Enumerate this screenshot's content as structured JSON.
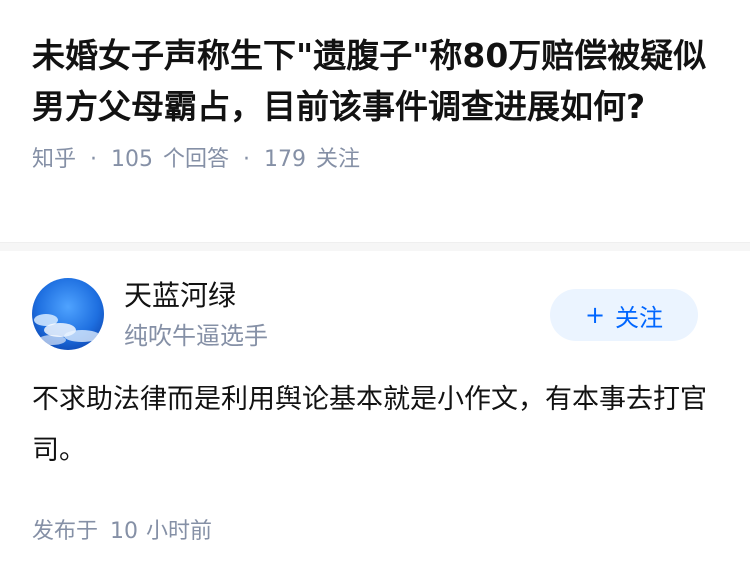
{
  "question": {
    "title": "未婚女子声称生下\"遗腹子\"称80万赔偿被疑似男方父母霸占，目前该事件调查进展如何?",
    "source": "知乎",
    "answer_count": "105",
    "answer_label": "个回答",
    "follower_count": "179",
    "follower_label": "关注"
  },
  "answer": {
    "author": {
      "name": "天蓝河绿",
      "headline": "纯吹牛逼选手",
      "avatar_icon": "sky-clouds-avatar"
    },
    "follow_button": {
      "icon": "plus-icon",
      "plus": "+",
      "label": "关注"
    },
    "content": "不求助法律而是利用舆论基本就是小作文，有本事去打官司。",
    "time_prefix": "发布于",
    "time_value": "10",
    "time_unit": "小时前"
  },
  "colors": {
    "meta_gray": "#8590a6",
    "accent_blue": "#0066ff",
    "follow_bg": "#ebf4ff"
  }
}
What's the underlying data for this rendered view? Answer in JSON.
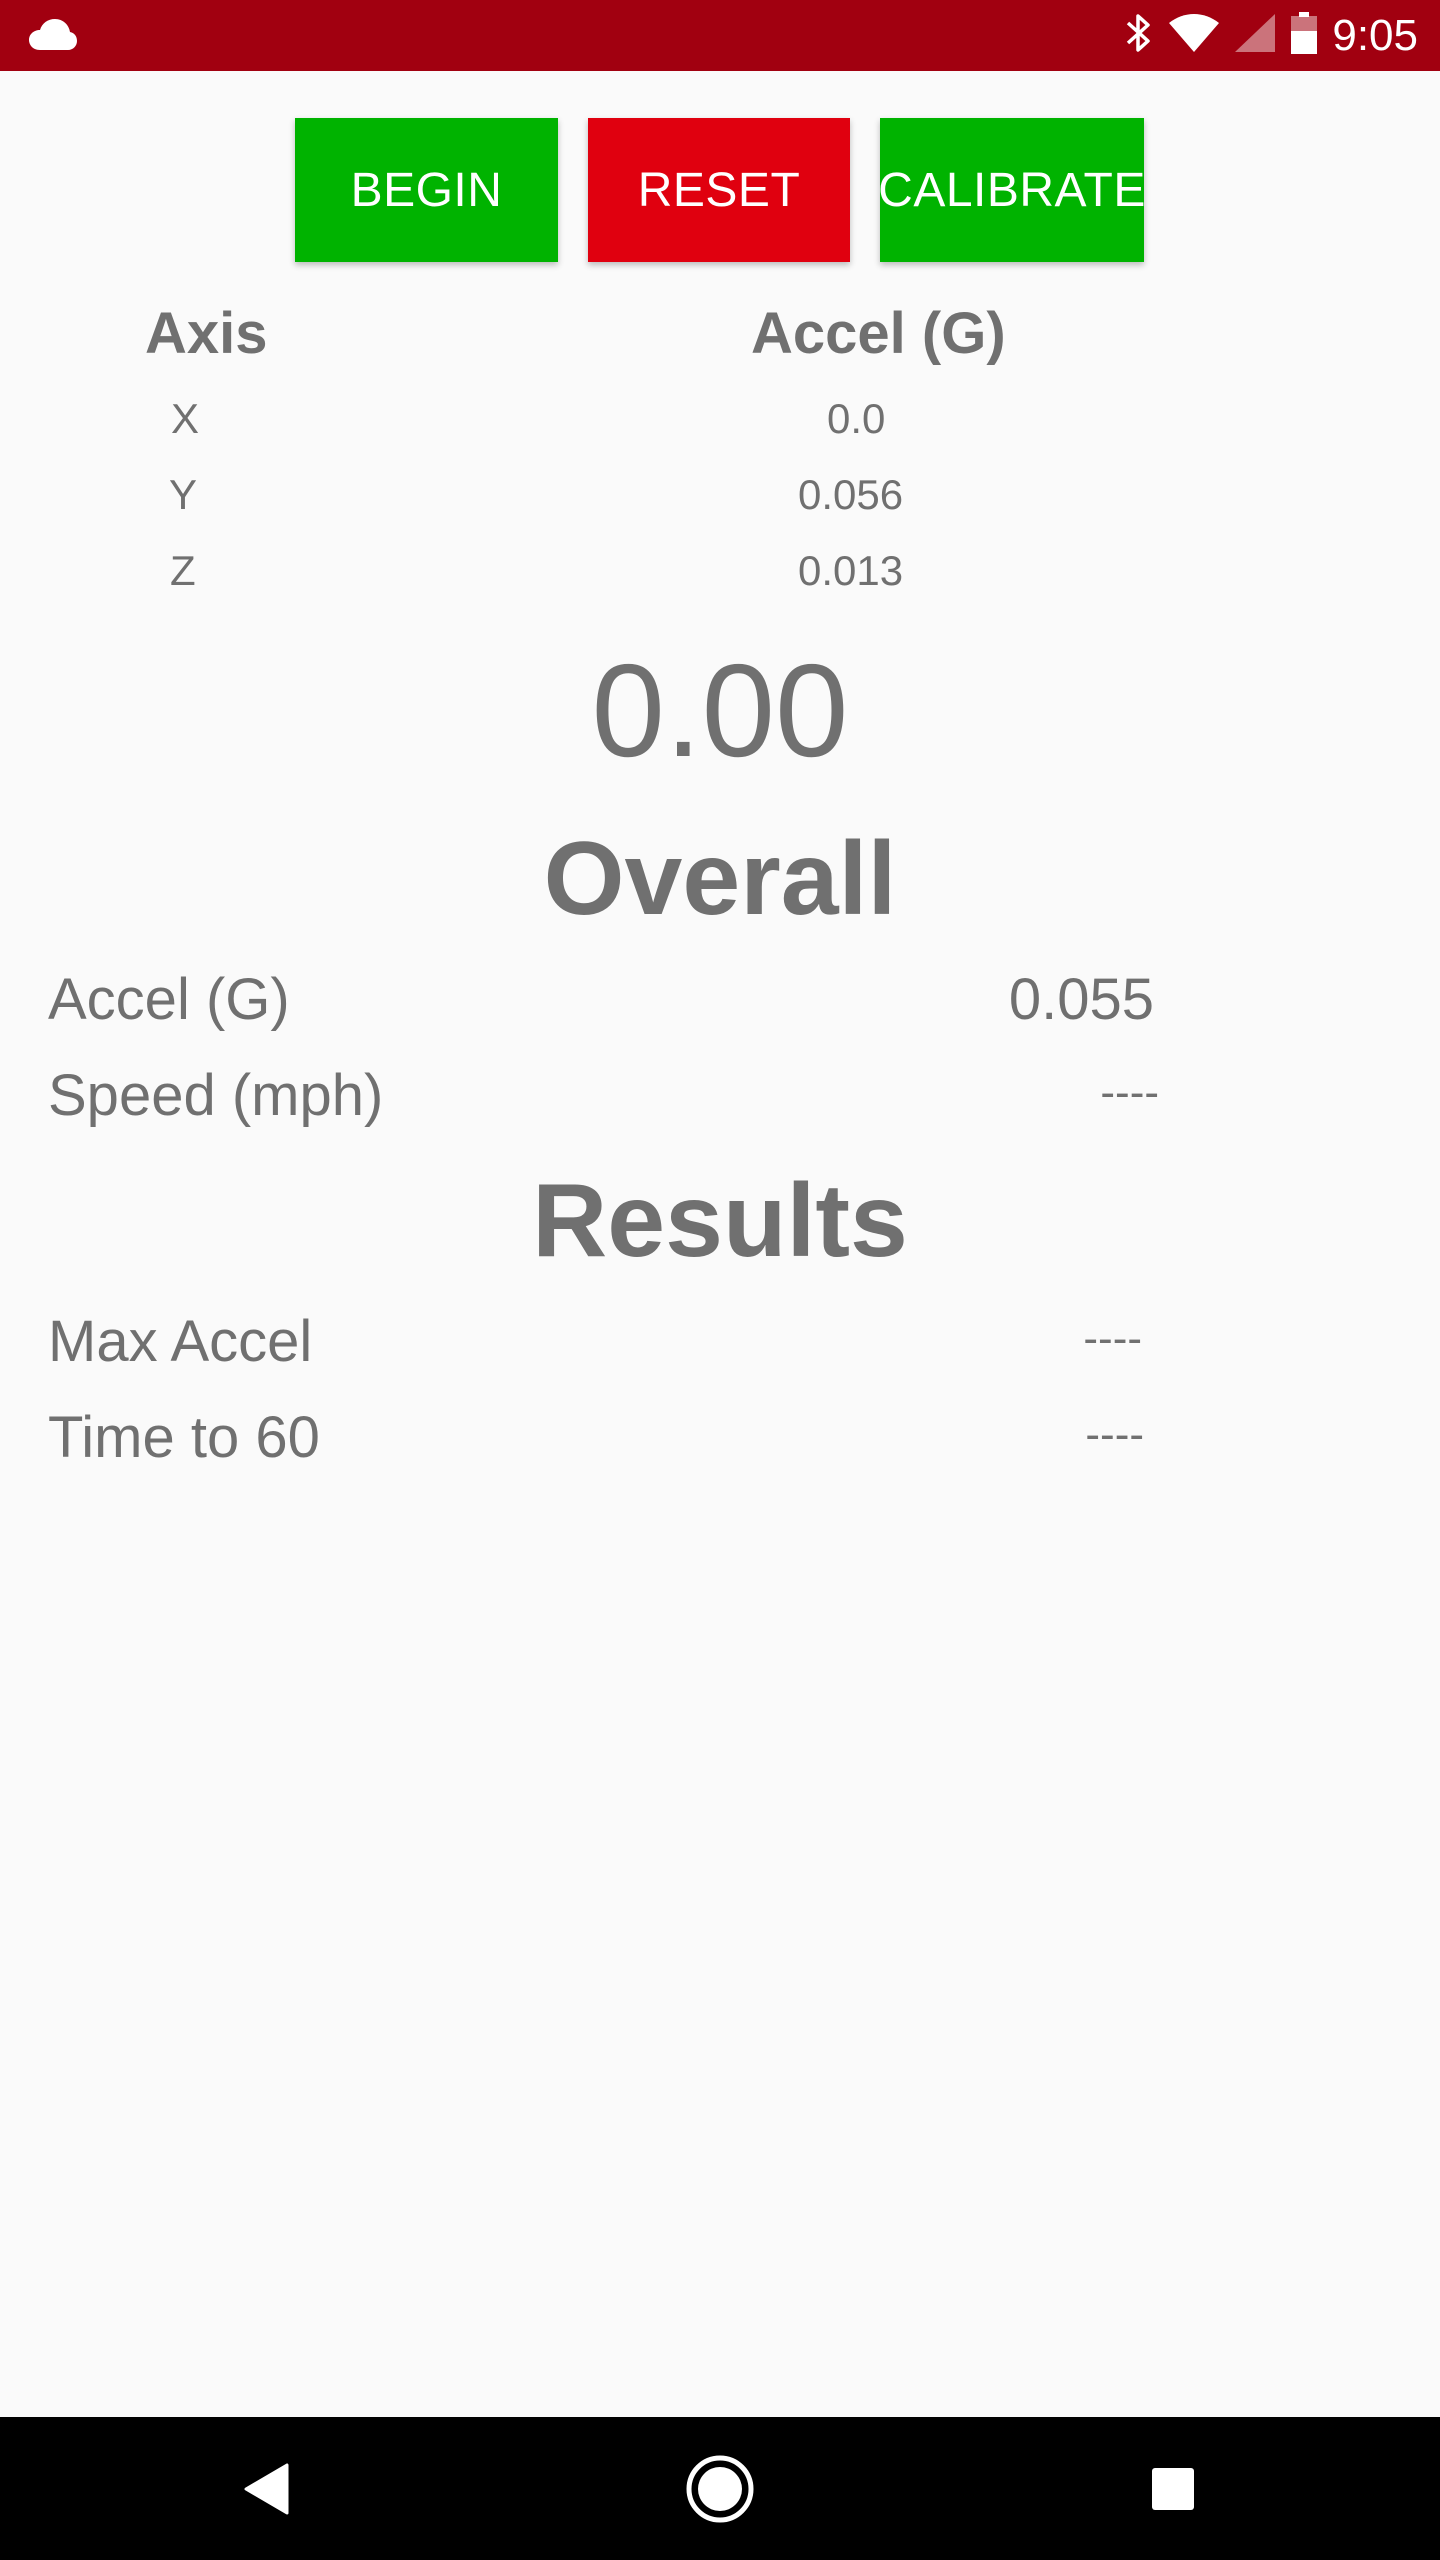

--------

## Brief
Write out every line above exactly as it is, leaving out the pictures.

## Answer to the exercise
Enumerate this screenshot's content as structured JSON.
{
  "question": {
    "title": "未婚女子声称生下\"遗腹子\"称80万赔偿被疑似男方父母霸占，目前该事件调查进展如何?",
    "source": "知乎",
    "answer_count": "105",
    "answer_label": "个回答",
    "follower_count": "179",
    "follower_label": "关注"
  },
  "answer": {
    "author": {
      "name": "天蓝河绿",
      "headline": "纯吹牛逼选手",
      "avatar_icon": "sky-clouds-avatar"
    },
    "follow_button": {
      "icon": "plus-icon",
      "plus": "+",
      "label": "关注"
    },
    "content": "不求助法律而是利用舆论基本就是小作文，有本事去打官司。",
    "time_prefix": "发布于",
    "time_value": "10",
    "time_unit": "小时前"
  },
  "colors": {
    "meta_gray": "#8590a6",
    "accent_blue": "#0066ff",
    "follow_bg": "#ebf4ff"
  }
}
What's the underlying data for this rendered view? Answer in JSON.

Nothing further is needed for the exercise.